◆ EXCERPT
Last updated: June 25, 2026, 8:30 AM ET

Real Estate Investment & Strategy

Prologis launched a $16.6 billion hostile takeover bid for UK real estate investment trust Segro, following an unequivocal rejection of its initial offer by Segro's board. The US logistics giant is now appealing directly to Segro's shareholders, signaling an aggressive pursuit of its rival. In a separate development reflecting shifts within the sector, the head of Schroders' Asia real estate division will step down in September 2025, less than a year after joining, and will remain in an advisory capacity for several months during the transition. Meanwhile, the Dutch investor Bouwinvest is proposing a reciprocal tax framework for the first time, an initiative its CEO described as unprecedented and designed to stimulate cross-border pension investment. The California Public Employees' Retirement System (CalPERS) is reportedly considering an increased allocation to niche real estate strategies, while simultaneously reducing its exposure to public REITs, as the LA Fire and Police Pension System urged its managers to maximize returns in the current market cycle. Real estate firms among the largest non-bank lenders in the UK are cooperating with the Bank of England on a significant stress-testing exercise, lending their expertise to the central bank's assessment of private market resilience. Madison International, a real estate secondaries manager, has appointed two senior executives as future leaders following a multi-year succession plan, alongside three departures from the firm. South Korean investment bank KB Securities has signaled openness to new partnerships with global general partners and limited partners across various investment structures. Separately, Canadian pension fund PSP reported a $1.5 billion real estate loss in fiscal year 2026, attributing the portfolio's -7.3% return to residential oversupply and immigration policies, and indicating a strategic shift towards infrastructure investments.

◆ INFORMATION PROVIDED
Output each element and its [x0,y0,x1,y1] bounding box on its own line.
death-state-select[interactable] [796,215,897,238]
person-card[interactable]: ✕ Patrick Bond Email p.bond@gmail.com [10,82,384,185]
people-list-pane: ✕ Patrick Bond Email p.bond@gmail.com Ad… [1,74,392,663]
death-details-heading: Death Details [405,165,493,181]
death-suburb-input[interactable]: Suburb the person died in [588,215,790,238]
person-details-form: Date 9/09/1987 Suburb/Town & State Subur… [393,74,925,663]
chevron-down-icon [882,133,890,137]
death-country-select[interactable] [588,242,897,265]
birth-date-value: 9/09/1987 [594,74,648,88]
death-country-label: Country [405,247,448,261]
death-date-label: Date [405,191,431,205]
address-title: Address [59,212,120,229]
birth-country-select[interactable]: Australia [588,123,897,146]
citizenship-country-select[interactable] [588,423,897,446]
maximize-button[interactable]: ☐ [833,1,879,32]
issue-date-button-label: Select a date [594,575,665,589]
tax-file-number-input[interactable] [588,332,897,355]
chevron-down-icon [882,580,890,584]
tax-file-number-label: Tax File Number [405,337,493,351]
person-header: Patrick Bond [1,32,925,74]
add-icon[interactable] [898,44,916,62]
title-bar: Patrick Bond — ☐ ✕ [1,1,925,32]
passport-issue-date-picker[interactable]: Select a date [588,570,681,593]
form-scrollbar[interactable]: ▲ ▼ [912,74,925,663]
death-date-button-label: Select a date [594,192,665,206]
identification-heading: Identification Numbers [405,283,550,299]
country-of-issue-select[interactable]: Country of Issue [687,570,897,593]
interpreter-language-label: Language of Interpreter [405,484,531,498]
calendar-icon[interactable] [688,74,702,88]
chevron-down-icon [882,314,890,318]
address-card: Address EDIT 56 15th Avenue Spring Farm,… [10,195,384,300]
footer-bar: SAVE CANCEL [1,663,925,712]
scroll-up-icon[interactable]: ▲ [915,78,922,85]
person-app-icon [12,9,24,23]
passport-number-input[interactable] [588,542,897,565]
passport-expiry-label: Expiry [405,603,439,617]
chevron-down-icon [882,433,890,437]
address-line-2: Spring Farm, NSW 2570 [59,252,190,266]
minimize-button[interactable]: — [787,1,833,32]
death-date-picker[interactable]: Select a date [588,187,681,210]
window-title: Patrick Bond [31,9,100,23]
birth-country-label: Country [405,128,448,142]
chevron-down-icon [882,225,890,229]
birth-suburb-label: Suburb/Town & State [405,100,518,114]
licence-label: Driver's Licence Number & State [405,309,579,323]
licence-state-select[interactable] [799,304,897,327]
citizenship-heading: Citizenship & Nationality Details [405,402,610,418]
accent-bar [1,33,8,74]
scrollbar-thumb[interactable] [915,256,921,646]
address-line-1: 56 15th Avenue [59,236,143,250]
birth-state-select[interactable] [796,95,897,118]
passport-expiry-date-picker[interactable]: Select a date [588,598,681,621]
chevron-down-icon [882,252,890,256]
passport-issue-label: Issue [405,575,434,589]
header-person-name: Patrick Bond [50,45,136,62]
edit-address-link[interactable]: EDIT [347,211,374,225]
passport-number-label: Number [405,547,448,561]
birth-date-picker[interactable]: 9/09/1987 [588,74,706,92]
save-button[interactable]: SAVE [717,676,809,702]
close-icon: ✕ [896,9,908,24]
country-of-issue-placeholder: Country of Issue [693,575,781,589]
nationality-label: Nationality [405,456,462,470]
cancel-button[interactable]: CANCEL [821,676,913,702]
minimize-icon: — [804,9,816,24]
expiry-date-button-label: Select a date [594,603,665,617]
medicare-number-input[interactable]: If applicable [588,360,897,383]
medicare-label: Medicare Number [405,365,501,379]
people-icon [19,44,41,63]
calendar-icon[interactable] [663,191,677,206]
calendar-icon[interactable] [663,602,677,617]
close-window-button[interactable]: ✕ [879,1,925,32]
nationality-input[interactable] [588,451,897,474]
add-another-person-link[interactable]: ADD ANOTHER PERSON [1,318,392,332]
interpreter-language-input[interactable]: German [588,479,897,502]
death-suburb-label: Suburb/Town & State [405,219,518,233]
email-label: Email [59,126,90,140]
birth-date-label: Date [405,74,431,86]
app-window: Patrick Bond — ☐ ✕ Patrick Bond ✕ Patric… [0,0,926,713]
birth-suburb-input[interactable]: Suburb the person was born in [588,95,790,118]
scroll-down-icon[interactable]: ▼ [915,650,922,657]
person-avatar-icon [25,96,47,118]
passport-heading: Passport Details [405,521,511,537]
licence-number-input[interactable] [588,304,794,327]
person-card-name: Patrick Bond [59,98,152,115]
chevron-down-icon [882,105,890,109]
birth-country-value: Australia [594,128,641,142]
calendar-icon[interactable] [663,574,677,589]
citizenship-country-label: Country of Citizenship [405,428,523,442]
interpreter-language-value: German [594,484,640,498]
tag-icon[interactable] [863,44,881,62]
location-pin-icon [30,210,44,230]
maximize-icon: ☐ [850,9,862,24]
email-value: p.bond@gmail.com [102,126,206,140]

◆ REQUIREMENT A
Do the following statements agree with the real estate news summary? Answer yes or no for each, and quote the words of the summary that decide it: (i) Prologis's hostile takeover bid for Segro is worth $16.6 billion; (ii) Segro's board accepted Prologis's initial offer; (iii) PSP attributed its real estate loss to rising interest rates.
◆ REQUIREMENT B
Rewrite everything in the listing from its first line down through the line containing "death-date-picker[interactable]: Select a", replacing "chevron-down-icon" with "dropdown-arrow-icon" and leaving all else unchanged.

◆ SOLUTION A
(i) Yes: "Prologis launched a $16.6 billion hostile takeover bid for UK real estate investment trust Segro"
(ii) No: "following an unequivocal rejection of its initial offer by Segro's board"
(iii) No: "attributing the portfolio's -7.3% return to residential oversupply and immigration policies"

◆ SOLUTION B
Output each element and its [x0,y0,x1,y1] bounding box on its own line.
death-state-select[interactable] [796,215,897,238]
person-card[interactable]: ✕ Patrick Bond Email p.bond@gmail.com [10,82,384,185]
people-list-pane: ✕ Patrick Bond Email p.bond@gmail.com Ad… [1,74,392,663]
death-details-heading: Death Details [405,165,493,181]
death-suburb-input[interactable]: Suburb the person died in [588,215,790,238]
person-details-form: Date 9/09/1987 Suburb/Town & State Subur… [393,74,925,663]
dropdown-arrow-icon [882,133,890,137]
death-country-select[interactable] [588,242,897,265]
birth-date-value: 9/09/1987 [594,74,648,88]
death-country-label: Country [405,247,448,261]
death-date-label: Date [405,191,431,205]
address-title: Address [59,212,120,229]
birth-country-select[interactable]: Australia [588,123,897,146]
citizenship-country-select[interactable] [588,423,897,446]
maximize-button[interactable]: ☐ [833,1,879,32]
issue-date-button-label: Select a date [594,575,665,589]
tax-file-number-input[interactable] [588,332,897,355]
dropdown-arrow-icon [882,580,890,584]
tax-file-number-label: Tax File Number [405,337,493,351]
person-header: Patrick Bond [1,32,925,74]
add-icon[interactable] [898,44,916,62]
title-bar: Patrick Bond — ☐ ✕ [1,1,925,32]
passport-issue-date-picker[interactable]: Select a date [588,570,681,593]
form-scrollbar[interactable]: ▲ ▼ [912,74,925,663]
death-date-button-label: Select a date [594,192,665,206]
identification-heading: Identification Numbers [405,283,550,299]
country-of-issue-select[interactable]: Country of Issue [687,570,897,593]
interpreter-language-label: Language of Interpreter [405,484,531,498]
calendar-icon[interactable] [688,74,702,88]
dropdown-arrow-icon [882,314,890,318]
address-card: Address EDIT 56 15th Avenue Spring Farm,… [10,195,384,300]
footer-bar: SAVE CANCEL [1,663,925,712]
scroll-up-icon[interactable]: ▲ [915,78,922,85]
person-app-icon [12,9,24,23]
passport-number-input[interactable] [588,542,897,565]
passport-expiry-label: Expiry [405,603,439,617]
dropdown-arrow-icon [882,433,890,437]
address-line-2: Spring Farm, NSW 2570 [59,252,190,266]
minimize-button[interactable]: — [787,1,833,32]
death-date-picker[interactable]: Select a date [588,187,681,210]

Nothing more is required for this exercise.